-- start EXERCISE DATA --
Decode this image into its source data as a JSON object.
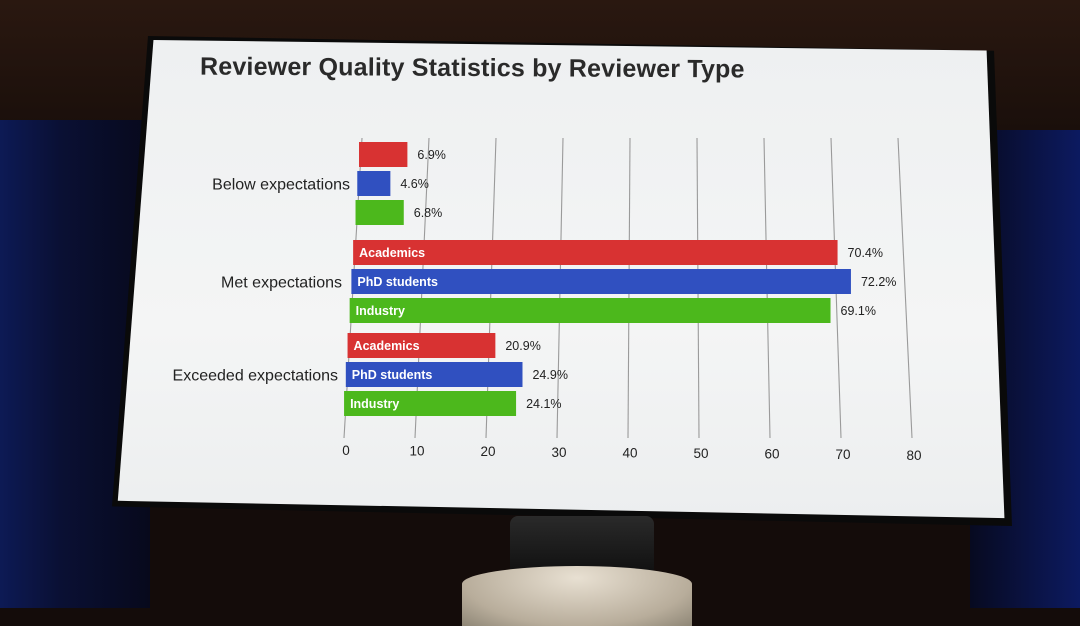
{
  "slide": {
    "title": "Reviewer Quality Statistics by Reviewer Type"
  },
  "chart_data": {
    "type": "bar",
    "orientation": "horizontal",
    "title": "Reviewer Quality Statistics by Reviewer Type",
    "xlabel": "",
    "ylabel": "",
    "xlim": [
      0,
      80
    ],
    "x_ticks": [
      0,
      10,
      20,
      30,
      40,
      50,
      60,
      70,
      80
    ],
    "grid": true,
    "legend": "inside-bars",
    "categories": [
      "Below expectations",
      "Met expectations",
      "Exceeded expectations"
    ],
    "series": [
      {
        "name": "Academics",
        "color": "#d83232",
        "values": [
          6.9,
          70.4,
          20.9
        ],
        "value_labels": [
          "6.9%",
          "70.4%",
          "20.9%"
        ]
      },
      {
        "name": "PhD students",
        "color": "#3050c0",
        "values": [
          4.6,
          72.2,
          24.9
        ],
        "value_labels": [
          "4.6%",
          "72.2%",
          "24.9%"
        ]
      },
      {
        "name": "Industry",
        "color": "#4cb81c",
        "values": [
          6.8,
          69.1,
          24.1
        ],
        "value_labels": [
          "6.8%",
          "69.1%",
          "24.1%"
        ]
      }
    ],
    "series_label_shown_in_groups": [
      false,
      true,
      true
    ]
  }
}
-- end EXERCISE DATA --
## OBJECTIVE:
Each line holding "color" must be found and copied.

## TASK RESPONSE:
        "color": "#d83232",
        "color": "#3050c0",
        "color": "#4cb81c",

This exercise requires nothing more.